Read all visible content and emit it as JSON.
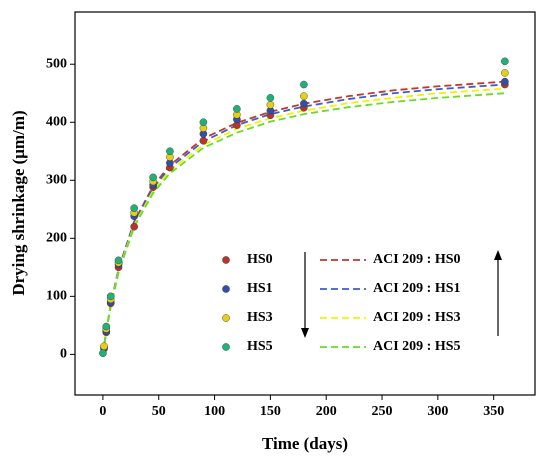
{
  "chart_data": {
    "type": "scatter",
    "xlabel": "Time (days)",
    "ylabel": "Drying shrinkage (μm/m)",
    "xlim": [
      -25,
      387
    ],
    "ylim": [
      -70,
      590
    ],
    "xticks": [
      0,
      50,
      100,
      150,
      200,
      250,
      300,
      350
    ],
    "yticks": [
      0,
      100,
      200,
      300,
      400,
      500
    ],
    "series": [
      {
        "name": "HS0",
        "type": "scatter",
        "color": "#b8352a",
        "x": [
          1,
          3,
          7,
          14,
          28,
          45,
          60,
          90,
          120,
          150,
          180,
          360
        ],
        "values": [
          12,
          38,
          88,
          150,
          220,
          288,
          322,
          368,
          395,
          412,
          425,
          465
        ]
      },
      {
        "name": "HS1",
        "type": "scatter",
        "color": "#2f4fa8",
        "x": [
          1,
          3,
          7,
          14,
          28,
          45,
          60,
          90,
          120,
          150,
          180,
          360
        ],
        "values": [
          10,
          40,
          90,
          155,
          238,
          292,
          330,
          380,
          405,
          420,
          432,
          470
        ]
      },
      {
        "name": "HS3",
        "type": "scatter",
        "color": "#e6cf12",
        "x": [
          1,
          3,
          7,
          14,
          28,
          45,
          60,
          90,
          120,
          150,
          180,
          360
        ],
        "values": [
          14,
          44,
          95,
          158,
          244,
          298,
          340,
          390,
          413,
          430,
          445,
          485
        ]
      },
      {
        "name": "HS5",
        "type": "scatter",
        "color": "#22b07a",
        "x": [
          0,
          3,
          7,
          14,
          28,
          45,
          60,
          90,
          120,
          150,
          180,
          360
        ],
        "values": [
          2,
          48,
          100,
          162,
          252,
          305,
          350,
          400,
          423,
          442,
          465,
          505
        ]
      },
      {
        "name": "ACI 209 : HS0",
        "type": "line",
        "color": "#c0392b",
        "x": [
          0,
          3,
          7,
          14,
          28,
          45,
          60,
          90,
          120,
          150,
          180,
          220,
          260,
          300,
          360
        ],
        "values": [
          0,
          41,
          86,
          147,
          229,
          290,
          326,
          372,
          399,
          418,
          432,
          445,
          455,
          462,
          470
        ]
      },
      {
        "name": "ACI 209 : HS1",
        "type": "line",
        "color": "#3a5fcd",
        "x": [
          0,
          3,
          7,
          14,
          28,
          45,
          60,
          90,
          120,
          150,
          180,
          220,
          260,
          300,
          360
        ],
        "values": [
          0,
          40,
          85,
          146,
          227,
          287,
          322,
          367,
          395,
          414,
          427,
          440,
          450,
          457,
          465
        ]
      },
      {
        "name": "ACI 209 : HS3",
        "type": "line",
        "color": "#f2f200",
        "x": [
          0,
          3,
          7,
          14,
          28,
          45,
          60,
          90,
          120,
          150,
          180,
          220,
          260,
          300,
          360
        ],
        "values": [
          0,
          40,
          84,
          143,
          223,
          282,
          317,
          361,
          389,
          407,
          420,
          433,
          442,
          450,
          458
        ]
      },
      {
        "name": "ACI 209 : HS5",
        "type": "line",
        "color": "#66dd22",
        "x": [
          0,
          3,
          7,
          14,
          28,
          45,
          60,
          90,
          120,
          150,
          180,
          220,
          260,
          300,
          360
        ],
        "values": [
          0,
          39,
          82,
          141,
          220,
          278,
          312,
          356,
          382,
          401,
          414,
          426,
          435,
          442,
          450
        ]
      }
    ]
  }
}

· · · · · · ·

◆ **Stated problem**
Take the listing and print it again exactly, but without any pictures.

◆ **The response**
Read all visible content and emit it as JSON.
{
  "chart_data": {
    "type": "scatter",
    "xlabel": "Time (days)",
    "ylabel": "Drying shrinkage (μm/m)",
    "xlim": [
      -25,
      387
    ],
    "ylim": [
      -70,
      590
    ],
    "xticks": [
      0,
      50,
      100,
      150,
      200,
      250,
      300,
      350
    ],
    "yticks": [
      0,
      100,
      200,
      300,
      400,
      500
    ],
    "series": [
      {
        "name": "HS0",
        "type": "scatter",
        "color": "#b8352a",
        "x": [
          1,
          3,
          7,
          14,
          28,
          45,
          60,
          90,
          120,
          150,
          180,
          360
        ],
        "values": [
          12,
          38,
          88,
          150,
          220,
          288,
          322,
          368,
          395,
          412,
          425,
          465
        ]
      },
      {
        "name": "HS1",
        "type": "scatter",
        "color": "#2f4fa8",
        "x": [
          1,
          3,
          7,
          14,
          28,
          45,
          60,
          90,
          120,
          150,
          180,
          360
        ],
        "values": [
          10,
          40,
          90,
          155,
          238,
          292,
          330,
          380,
          405,
          420,
          432,
          470
        ]
      },
      {
        "name": "HS3",
        "type": "scatter",
        "color": "#e6cf12",
        "x": [
          1,
          3,
          7,
          14,
          28,
          45,
          60,
          90,
          120,
          150,
          180,
          360
        ],
        "values": [
          14,
          44,
          95,
          158,
          244,
          298,
          340,
          390,
          413,
          430,
          445,
          485
        ]
      },
      {
        "name": "HS5",
        "type": "scatter",
        "color": "#22b07a",
        "x": [
          0,
          3,
          7,
          14,
          28,
          45,
          60,
          90,
          120,
          150,
          180,
          360
        ],
        "values": [
          2,
          48,
          100,
          162,
          252,
          305,
          350,
          400,
          423,
          442,
          465,
          505
        ]
      },
      {
        "name": "ACI 209 : HS0",
        "type": "line",
        "color": "#c0392b",
        "x": [
          0,
          3,
          7,
          14,
          28,
          45,
          60,
          90,
          120,
          150,
          180,
          220,
          260,
          300,
          360
        ],
        "values": [
          0,
          41,
          86,
          147,
          229,
          290,
          326,
          372,
          399,
          418,
          432,
          445,
          455,
          462,
          470
        ]
      },
      {
        "name": "ACI 209 : HS1",
        "type": "line",
        "color": "#3a5fcd",
        "x": [
          0,
          3,
          7,
          14,
          28,
          45,
          60,
          90,
          120,
          150,
          180,
          220,
          260,
          300,
          360
        ],
        "values": [
          0,
          40,
          85,
          146,
          227,
          287,
          322,
          367,
          395,
          414,
          427,
          440,
          450,
          457,
          465
        ]
      },
      {
        "name": "ACI 209 : HS3",
        "type": "line",
        "color": "#f2f200",
        "x": [
          0,
          3,
          7,
          14,
          28,
          45,
          60,
          90,
          120,
          150,
          180,
          220,
          260,
          300,
          360
        ],
        "values": [
          0,
          40,
          84,
          143,
          223,
          282,
          317,
          361,
          389,
          407,
          420,
          433,
          442,
          450,
          458
        ]
      },
      {
        "name": "ACI 209 : HS5",
        "type": "line",
        "color": "#66dd22",
        "x": [
          0,
          3,
          7,
          14,
          28,
          45,
          60,
          90,
          120,
          150,
          180,
          220,
          260,
          300,
          360
        ],
        "values": [
          0,
          39,
          82,
          141,
          220,
          278,
          312,
          356,
          382,
          401,
          414,
          426,
          435,
          442,
          450
        ]
      }
    ]
  }
}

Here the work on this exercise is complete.